Task requirements
Please print the full listing exactly.

Excerpted data

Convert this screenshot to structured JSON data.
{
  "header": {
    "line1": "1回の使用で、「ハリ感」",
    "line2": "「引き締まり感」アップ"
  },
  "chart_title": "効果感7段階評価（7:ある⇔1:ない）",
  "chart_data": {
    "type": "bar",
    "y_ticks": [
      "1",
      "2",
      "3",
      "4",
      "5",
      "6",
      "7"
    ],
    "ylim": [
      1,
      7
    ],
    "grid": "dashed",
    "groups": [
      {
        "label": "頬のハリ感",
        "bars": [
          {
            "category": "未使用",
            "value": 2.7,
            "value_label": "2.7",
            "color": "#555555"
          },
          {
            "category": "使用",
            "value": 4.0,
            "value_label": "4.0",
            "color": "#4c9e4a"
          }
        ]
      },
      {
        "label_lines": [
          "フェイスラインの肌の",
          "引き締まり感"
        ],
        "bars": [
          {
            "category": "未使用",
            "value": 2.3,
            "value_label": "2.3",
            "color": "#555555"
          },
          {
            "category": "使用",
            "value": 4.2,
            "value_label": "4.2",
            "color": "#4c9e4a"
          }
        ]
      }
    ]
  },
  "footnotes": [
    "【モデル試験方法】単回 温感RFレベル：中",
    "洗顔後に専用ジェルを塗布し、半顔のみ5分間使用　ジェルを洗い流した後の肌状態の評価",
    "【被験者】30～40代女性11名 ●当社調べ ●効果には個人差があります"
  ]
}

Written solution
Convert this screenshot to structured JSON data.
{
  "header": {
    "line1": "1回の使用で、「ハリ感」",
    "line2": "「引き締まり感」アップ"
  },
  "chart_title": "効果感7段階評価（7:ある⇔1:ない）",
  "chart_data": {
    "type": "bar",
    "y_ticks": [
      "1",
      "2",
      "3",
      "4",
      "5",
      "6",
      "7"
    ],
    "ylim": [
      1,
      7
    ],
    "grid": "dashed",
    "groups": [
      {
        "label": "頬のハリ感",
        "bars": [
          {
            "category": "未使用",
            "value": 2.7,
            "value_label": "2.7",
            "color": "#555555"
          },
          {
            "category": "使用",
            "value": 4.0,
            "value_label": "4.0",
            "color": "#4c9e4a"
          }
        ]
      },
      {
        "label_lines": [
          "フェイスラインの肌の",
          "引き締まり感"
        ],
        "bars": [
          {
            "category": "未使用",
            "value": 2.3,
            "value_label": "2.3",
            "color": "#555555"
          },
          {
            "category": "使用",
            "value": 4.2,
            "value_label": "4.2",
            "color": "#4c9e4a"
          }
        ]
      }
    ]
  },
  "footnotes": [
    "【モデル試験方法】単回 温感RFレベル：中",
    "洗顔後に専用ジェルを塗布し、半顔のみ5分間使用　ジェルを洗い流した後の肌状態の評価",
    "【被験者】30～40代女性11名 ●当社調べ ●効果には個人差があります"
  ]
}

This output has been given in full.